▶ _Task statement_
Emit the entire listing verbatim.

▶ _Dataset extract_

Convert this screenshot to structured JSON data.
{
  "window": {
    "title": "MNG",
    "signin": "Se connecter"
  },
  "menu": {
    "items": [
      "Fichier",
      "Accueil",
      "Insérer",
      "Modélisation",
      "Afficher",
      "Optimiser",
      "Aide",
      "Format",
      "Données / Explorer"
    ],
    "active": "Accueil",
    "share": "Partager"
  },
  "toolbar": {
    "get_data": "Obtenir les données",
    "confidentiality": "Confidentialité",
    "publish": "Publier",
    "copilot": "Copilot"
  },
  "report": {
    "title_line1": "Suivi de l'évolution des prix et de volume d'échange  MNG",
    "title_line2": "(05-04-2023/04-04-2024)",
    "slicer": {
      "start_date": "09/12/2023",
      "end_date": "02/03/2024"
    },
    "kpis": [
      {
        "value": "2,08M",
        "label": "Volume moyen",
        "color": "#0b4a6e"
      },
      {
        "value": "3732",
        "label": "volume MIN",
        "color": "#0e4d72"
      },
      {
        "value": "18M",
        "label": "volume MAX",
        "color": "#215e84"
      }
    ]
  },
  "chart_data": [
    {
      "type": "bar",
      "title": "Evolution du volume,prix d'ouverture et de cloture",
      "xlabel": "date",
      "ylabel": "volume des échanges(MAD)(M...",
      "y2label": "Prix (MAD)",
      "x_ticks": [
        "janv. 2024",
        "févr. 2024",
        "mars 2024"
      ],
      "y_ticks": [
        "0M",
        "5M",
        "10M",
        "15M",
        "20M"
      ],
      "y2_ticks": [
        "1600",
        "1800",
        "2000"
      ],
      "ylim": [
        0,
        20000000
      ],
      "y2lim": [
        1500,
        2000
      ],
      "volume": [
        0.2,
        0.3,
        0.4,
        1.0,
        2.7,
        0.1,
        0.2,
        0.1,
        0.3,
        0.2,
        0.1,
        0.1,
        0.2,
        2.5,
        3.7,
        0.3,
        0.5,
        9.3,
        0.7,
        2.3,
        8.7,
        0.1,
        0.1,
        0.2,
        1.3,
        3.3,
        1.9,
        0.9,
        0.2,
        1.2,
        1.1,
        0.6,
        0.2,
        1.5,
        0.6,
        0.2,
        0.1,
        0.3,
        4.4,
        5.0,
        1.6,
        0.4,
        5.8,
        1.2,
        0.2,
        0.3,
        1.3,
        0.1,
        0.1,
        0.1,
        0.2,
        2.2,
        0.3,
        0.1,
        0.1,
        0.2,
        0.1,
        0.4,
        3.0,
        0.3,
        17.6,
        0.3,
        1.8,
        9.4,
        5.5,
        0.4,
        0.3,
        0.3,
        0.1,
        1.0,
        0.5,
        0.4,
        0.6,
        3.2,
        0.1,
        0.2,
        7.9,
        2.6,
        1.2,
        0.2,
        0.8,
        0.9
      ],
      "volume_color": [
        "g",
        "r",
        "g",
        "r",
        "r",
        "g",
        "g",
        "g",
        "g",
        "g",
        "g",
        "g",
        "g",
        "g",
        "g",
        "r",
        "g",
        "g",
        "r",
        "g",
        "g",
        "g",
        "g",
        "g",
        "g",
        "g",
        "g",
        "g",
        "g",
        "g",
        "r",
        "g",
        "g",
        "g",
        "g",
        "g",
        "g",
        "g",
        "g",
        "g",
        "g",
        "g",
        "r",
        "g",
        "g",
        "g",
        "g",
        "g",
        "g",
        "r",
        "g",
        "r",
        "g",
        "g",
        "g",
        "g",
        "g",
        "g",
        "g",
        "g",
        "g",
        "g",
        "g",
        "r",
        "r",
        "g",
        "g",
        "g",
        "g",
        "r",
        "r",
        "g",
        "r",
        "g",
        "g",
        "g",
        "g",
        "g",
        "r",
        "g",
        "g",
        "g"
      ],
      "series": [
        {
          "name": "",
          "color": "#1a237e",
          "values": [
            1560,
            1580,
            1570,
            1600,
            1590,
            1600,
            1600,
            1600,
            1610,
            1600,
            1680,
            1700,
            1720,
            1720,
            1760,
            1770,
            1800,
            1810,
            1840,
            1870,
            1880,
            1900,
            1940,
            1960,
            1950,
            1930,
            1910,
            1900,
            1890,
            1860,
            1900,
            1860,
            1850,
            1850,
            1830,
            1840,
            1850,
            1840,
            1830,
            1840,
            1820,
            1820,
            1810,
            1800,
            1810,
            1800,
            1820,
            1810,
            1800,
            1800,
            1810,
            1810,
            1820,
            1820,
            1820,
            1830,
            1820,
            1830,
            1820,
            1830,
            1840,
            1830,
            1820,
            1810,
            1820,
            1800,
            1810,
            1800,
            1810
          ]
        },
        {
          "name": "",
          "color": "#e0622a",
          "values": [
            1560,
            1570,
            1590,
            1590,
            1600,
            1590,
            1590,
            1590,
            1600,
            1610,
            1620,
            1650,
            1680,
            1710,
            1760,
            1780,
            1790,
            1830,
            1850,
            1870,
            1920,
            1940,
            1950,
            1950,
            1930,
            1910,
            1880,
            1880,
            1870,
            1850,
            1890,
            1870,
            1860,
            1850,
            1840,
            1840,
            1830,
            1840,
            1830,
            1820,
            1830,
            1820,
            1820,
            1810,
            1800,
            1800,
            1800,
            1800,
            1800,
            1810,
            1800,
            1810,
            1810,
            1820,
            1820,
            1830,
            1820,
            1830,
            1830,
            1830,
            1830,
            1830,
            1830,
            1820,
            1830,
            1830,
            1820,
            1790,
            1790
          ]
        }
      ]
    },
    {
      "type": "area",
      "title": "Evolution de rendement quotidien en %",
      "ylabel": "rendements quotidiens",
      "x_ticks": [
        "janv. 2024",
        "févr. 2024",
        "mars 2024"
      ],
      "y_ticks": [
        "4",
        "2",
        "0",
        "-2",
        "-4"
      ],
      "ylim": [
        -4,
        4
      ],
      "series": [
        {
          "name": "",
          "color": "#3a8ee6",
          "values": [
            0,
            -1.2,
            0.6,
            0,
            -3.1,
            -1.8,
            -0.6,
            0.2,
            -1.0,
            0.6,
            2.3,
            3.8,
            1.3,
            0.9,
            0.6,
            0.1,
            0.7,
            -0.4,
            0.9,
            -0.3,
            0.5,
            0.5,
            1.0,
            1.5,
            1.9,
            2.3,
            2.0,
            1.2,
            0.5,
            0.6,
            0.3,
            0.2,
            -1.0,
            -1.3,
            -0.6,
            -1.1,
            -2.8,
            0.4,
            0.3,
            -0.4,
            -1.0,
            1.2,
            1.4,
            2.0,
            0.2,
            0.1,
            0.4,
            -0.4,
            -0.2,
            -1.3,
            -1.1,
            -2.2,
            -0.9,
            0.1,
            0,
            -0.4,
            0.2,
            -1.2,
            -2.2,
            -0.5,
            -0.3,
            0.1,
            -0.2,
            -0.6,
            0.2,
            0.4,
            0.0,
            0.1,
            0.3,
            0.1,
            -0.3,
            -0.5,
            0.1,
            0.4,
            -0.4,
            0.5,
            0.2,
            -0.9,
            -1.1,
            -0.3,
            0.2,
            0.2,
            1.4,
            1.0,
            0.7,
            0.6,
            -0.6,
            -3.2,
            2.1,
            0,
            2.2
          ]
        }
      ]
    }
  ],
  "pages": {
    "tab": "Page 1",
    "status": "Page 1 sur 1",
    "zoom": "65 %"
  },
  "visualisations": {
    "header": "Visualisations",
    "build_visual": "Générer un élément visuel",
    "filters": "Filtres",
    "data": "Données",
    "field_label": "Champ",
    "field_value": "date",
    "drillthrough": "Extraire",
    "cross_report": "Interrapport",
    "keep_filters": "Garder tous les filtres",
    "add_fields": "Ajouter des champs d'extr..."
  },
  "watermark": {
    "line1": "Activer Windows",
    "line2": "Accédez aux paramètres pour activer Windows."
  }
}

▶ _Answer in full_
Convert this screenshot to structured JSON data.
{
  "window": {
    "title": "MNG",
    "signin": "Se connecter"
  },
  "menu": {
    "items": [
      "Fichier",
      "Accueil",
      "Insérer",
      "Modélisation",
      "Afficher",
      "Optimiser",
      "Aide",
      "Format",
      "Données / Explorer"
    ],
    "active": "Accueil",
    "share": "Partager"
  },
  "toolbar": {
    "get_data": "Obtenir les données",
    "confidentiality": "Confidentialité",
    "publish": "Publier",
    "copilot": "Copilot"
  },
  "report": {
    "title_line1": "Suivi de l'évolution des prix et de volume d'échange  MNG",
    "title_line2": "(05-04-2023/04-04-2024)",
    "slicer": {
      "start_date": "09/12/2023",
      "end_date": "02/03/2024"
    },
    "kpis": [
      {
        "value": "2,08M",
        "label": "Volume moyen",
        "color": "#0b4a6e"
      },
      {
        "value": "3732",
        "label": "volume MIN",
        "color": "#0e4d72"
      },
      {
        "value": "18M",
        "label": "volume MAX",
        "color": "#215e84"
      }
    ]
  },
  "chart_data": [
    {
      "type": "bar",
      "title": "Evolution du volume,prix d'ouverture et de cloture",
      "xlabel": "date",
      "ylabel": "volume des échanges(MAD)(M...",
      "y2label": "Prix (MAD)",
      "x_ticks": [
        "janv. 2024",
        "févr. 2024",
        "mars 2024"
      ],
      "y_ticks": [
        "0M",
        "5M",
        "10M",
        "15M",
        "20M"
      ],
      "y2_ticks": [
        "1600",
        "1800",
        "2000"
      ],
      "ylim": [
        0,
        20000000
      ],
      "y2lim": [
        1500,
        2000
      ],
      "volume": [
        0.2,
        0.3,
        0.4,
        1.0,
        2.7,
        0.1,
        0.2,
        0.1,
        0.3,
        0.2,
        0.1,
        0.1,
        0.2,
        2.5,
        3.7,
        0.3,
        0.5,
        9.3,
        0.7,
        2.3,
        8.7,
        0.1,
        0.1,
        0.2,
        1.3,
        3.3,
        1.9,
        0.9,
        0.2,
        1.2,
        1.1,
        0.6,
        0.2,
        1.5,
        0.6,
        0.2,
        0.1,
        0.3,
        4.4,
        5.0,
        1.6,
        0.4,
        5.8,
        1.2,
        0.2,
        0.3,
        1.3,
        0.1,
        0.1,
        0.1,
        0.2,
        2.2,
        0.3,
        0.1,
        0.1,
        0.2,
        0.1,
        0.4,
        3.0,
        0.3,
        17.6,
        0.3,
        1.8,
        9.4,
        5.5,
        0.4,
        0.3,
        0.3,
        0.1,
        1.0,
        0.5,
        0.4,
        0.6,
        3.2,
        0.1,
        0.2,
        7.9,
        2.6,
        1.2,
        0.2,
        0.8,
        0.9
      ],
      "volume_color": [
        "g",
        "r",
        "g",
        "r",
        "r",
        "g",
        "g",
        "g",
        "g",
        "g",
        "g",
        "g",
        "g",
        "g",
        "g",
        "r",
        "g",
        "g",
        "r",
        "g",
        "g",
        "g",
        "g",
        "g",
        "g",
        "g",
        "g",
        "g",
        "g",
        "g",
        "r",
        "g",
        "g",
        "g",
        "g",
        "g",
        "g",
        "g",
        "g",
        "g",
        "g",
        "g",
        "r",
        "g",
        "g",
        "g",
        "g",
        "g",
        "g",
        "r",
        "g",
        "r",
        "g",
        "g",
        "g",
        "g",
        "g",
        "g",
        "g",
        "g",
        "g",
        "g",
        "g",
        "r",
        "r",
        "g",
        "g",
        "g",
        "g",
        "r",
        "r",
        "g",
        "r",
        "g",
        "g",
        "g",
        "g",
        "g",
        "r",
        "g",
        "g",
        "g"
      ],
      "series": [
        {
          "name": "",
          "color": "#1a237e",
          "values": [
            1560,
            1580,
            1570,
            1600,
            1590,
            1600,
            1600,
            1600,
            1610,
            1600,
            1680,
            1700,
            1720,
            1720,
            1760,
            1770,
            1800,
            1810,
            1840,
            1870,
            1880,
            1900,
            1940,
            1960,
            1950,
            1930,
            1910,
            1900,
            1890,
            1860,
            1900,
            1860,
            1850,
            1850,
            1830,
            1840,
            1850,
            1840,
            1830,
            1840,
            1820,
            1820,
            1810,
            1800,
            1810,
            1800,
            1820,
            1810,
            1800,
            1800,
            1810,
            1810,
            1820,
            1820,
            1820,
            1830,
            1820,
            1830,
            1820,
            1830,
            1840,
            1830,
            1820,
            1810,
            1820,
            1800,
            1810,
            1800,
            1810
          ]
        },
        {
          "name": "",
          "color": "#e0622a",
          "values": [
            1560,
            1570,
            1590,
            1590,
            1600,
            1590,
            1590,
            1590,
            1600,
            1610,
            1620,
            1650,
            1680,
            1710,
            1760,
            1780,
            1790,
            1830,
            1850,
            1870,
            1920,
            1940,
            1950,
            1950,
            1930,
            1910,
            1880,
            1880,
            1870,
            1850,
            1890,
            1870,
            1860,
            1850,
            1840,
            1840,
            1830,
            1840,
            1830,
            1820,
            1830,
            1820,
            1820,
            1810,
            1800,
            1800,
            1800,
            1800,
            1800,
            1810,
            1800,
            1810,
            1810,
            1820,
            1820,
            1830,
            1820,
            1830,
            1830,
            1830,
            1830,
            1830,
            1830,
            1820,
            1830,
            1830,
            1820,
            1790,
            1790
          ]
        }
      ]
    },
    {
      "type": "area",
      "title": "Evolution de rendement quotidien en %",
      "ylabel": "rendements quotidiens",
      "x_ticks": [
        "janv. 2024",
        "févr. 2024",
        "mars 2024"
      ],
      "y_ticks": [
        "4",
        "2",
        "0",
        "-2",
        "-4"
      ],
      "ylim": [
        -4,
        4
      ],
      "series": [
        {
          "name": "",
          "color": "#3a8ee6",
          "values": [
            0,
            -1.2,
            0.6,
            0,
            -3.1,
            -1.8,
            -0.6,
            0.2,
            -1.0,
            0.6,
            2.3,
            3.8,
            1.3,
            0.9,
            0.6,
            0.1,
            0.7,
            -0.4,
            0.9,
            -0.3,
            0.5,
            0.5,
            1.0,
            1.5,
            1.9,
            2.3,
            2.0,
            1.2,
            0.5,
            0.6,
            0.3,
            0.2,
            -1.0,
            -1.3,
            -0.6,
            -1.1,
            -2.8,
            0.4,
            0.3,
            -0.4,
            -1.0,
            1.2,
            1.4,
            2.0,
            0.2,
            0.1,
            0.4,
            -0.4,
            -0.2,
            -1.3,
            -1.1,
            -2.2,
            -0.9,
            0.1,
            0,
            -0.4,
            0.2,
            -1.2,
            -2.2,
            -0.5,
            -0.3,
            0.1,
            -0.2,
            -0.6,
            0.2,
            0.4,
            0.0,
            0.1,
            0.3,
            0.1,
            -0.3,
            -0.5,
            0.1,
            0.4,
            -0.4,
            0.5,
            0.2,
            -0.9,
            -1.1,
            -0.3,
            0.2,
            0.2,
            1.4,
            1.0,
            0.7,
            0.6,
            -0.6,
            -3.2,
            2.1,
            0,
            2.2
          ]
        }
      ]
    }
  ],
  "pages": {
    "tab": "Page 1",
    "status": "Page 1 sur 1",
    "zoom": "65 %"
  },
  "visualisations": {
    "header": "Visualisations",
    "build_visual": "Générer un élément visuel",
    "filters": "Filtres",
    "data": "Données",
    "field_label": "Champ",
    "field_value": "date",
    "drillthrough": "Extraire",
    "cross_report": "Interrapport",
    "keep_filters": "Garder tous les filtres",
    "add_fields": "Ajouter des champs d'extr..."
  },
  "watermark": {
    "line1": "Activer Windows",
    "line2": "Accédez aux paramètres pour activer Windows."
  }
}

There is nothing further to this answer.